### Data for this task
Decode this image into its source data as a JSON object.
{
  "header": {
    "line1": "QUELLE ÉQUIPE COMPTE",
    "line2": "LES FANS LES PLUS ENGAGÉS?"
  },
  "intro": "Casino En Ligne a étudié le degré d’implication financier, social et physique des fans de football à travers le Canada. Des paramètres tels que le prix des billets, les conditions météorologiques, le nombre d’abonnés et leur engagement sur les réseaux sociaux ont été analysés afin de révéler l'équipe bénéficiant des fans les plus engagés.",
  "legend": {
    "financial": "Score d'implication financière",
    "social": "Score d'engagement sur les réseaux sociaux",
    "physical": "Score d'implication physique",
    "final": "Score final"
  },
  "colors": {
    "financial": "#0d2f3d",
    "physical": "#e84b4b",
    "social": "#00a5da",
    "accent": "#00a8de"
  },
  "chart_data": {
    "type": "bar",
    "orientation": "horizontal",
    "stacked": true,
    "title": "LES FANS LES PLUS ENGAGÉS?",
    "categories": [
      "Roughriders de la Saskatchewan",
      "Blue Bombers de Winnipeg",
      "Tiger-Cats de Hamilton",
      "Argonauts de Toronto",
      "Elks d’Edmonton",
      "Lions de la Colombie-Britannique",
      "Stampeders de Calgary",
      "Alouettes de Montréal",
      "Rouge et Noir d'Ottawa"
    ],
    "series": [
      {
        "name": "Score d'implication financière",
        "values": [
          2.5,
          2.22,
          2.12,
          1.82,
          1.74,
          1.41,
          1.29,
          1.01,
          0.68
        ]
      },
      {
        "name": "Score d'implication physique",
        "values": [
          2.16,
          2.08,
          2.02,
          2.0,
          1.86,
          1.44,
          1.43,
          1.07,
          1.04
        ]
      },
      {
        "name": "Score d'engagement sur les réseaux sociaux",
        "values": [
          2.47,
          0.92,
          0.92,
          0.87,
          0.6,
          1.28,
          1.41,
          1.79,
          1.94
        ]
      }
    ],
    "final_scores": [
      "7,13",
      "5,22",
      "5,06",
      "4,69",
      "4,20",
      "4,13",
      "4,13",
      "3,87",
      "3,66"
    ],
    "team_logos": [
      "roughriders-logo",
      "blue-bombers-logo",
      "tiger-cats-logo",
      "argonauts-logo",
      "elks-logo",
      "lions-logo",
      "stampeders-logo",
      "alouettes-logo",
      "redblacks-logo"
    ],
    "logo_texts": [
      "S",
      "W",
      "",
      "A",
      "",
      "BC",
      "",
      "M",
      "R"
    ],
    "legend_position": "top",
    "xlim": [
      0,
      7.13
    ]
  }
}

### Task statement
Copy out every line of the data above, exactly as given.

### Expected answer
Decode this image into its source data as a JSON object.
{
  "header": {
    "line1": "QUELLE ÉQUIPE COMPTE",
    "line2": "LES FANS LES PLUS ENGAGÉS?"
  },
  "intro": "Casino En Ligne a étudié le degré d’implication financier, social et physique des fans de football à travers le Canada. Des paramètres tels que le prix des billets, les conditions météorologiques, le nombre d’abonnés et leur engagement sur les réseaux sociaux ont été analysés afin de révéler l'équipe bénéficiant des fans les plus engagés.",
  "legend": {
    "financial": "Score d'implication financière",
    "social": "Score d'engagement sur les réseaux sociaux",
    "physical": "Score d'implication physique",
    "final": "Score final"
  },
  "colors": {
    "financial": "#0d2f3d",
    "physical": "#e84b4b",
    "social": "#00a5da",
    "accent": "#00a8de"
  },
  "chart_data": {
    "type": "bar",
    "orientation": "horizontal",
    "stacked": true,
    "title": "LES FANS LES PLUS ENGAGÉS?",
    "categories": [
      "Roughriders de la Saskatchewan",
      "Blue Bombers de Winnipeg",
      "Tiger-Cats de Hamilton",
      "Argonauts de Toronto",
      "Elks d’Edmonton",
      "Lions de la Colombie-Britannique",
      "Stampeders de Calgary",
      "Alouettes de Montréal",
      "Rouge et Noir d'Ottawa"
    ],
    "series": [
      {
        "name": "Score d'implication financière",
        "values": [
          2.5,
          2.22,
          2.12,
          1.82,
          1.74,
          1.41,
          1.29,
          1.01,
          0.68
        ]
      },
      {
        "name": "Score d'implication physique",
        "values": [
          2.16,
          2.08,
          2.02,
          2.0,
          1.86,
          1.44,
          1.43,
          1.07,
          1.04
        ]
      },
      {
        "name": "Score d'engagement sur les réseaux sociaux",
        "values": [
          2.47,
          0.92,
          0.92,
          0.87,
          0.6,
          1.28,
          1.41,
          1.79,
          1.94
        ]
      }
    ],
    "final_scores": [
      "7,13",
      "5,22",
      "5,06",
      "4,69",
      "4,20",
      "4,13",
      "4,13",
      "3,87",
      "3,66"
    ],
    "team_logos": [
      "roughriders-logo",
      "blue-bombers-logo",
      "tiger-cats-logo",
      "argonauts-logo",
      "elks-logo",
      "lions-logo",
      "stampeders-logo",
      "alouettes-logo",
      "redblacks-logo"
    ],
    "logo_texts": [
      "S",
      "W",
      "",
      "A",
      "",
      "BC",
      "",
      "M",
      "R"
    ],
    "legend_position": "top",
    "xlim": [
      0,
      7.13
    ]
  }
}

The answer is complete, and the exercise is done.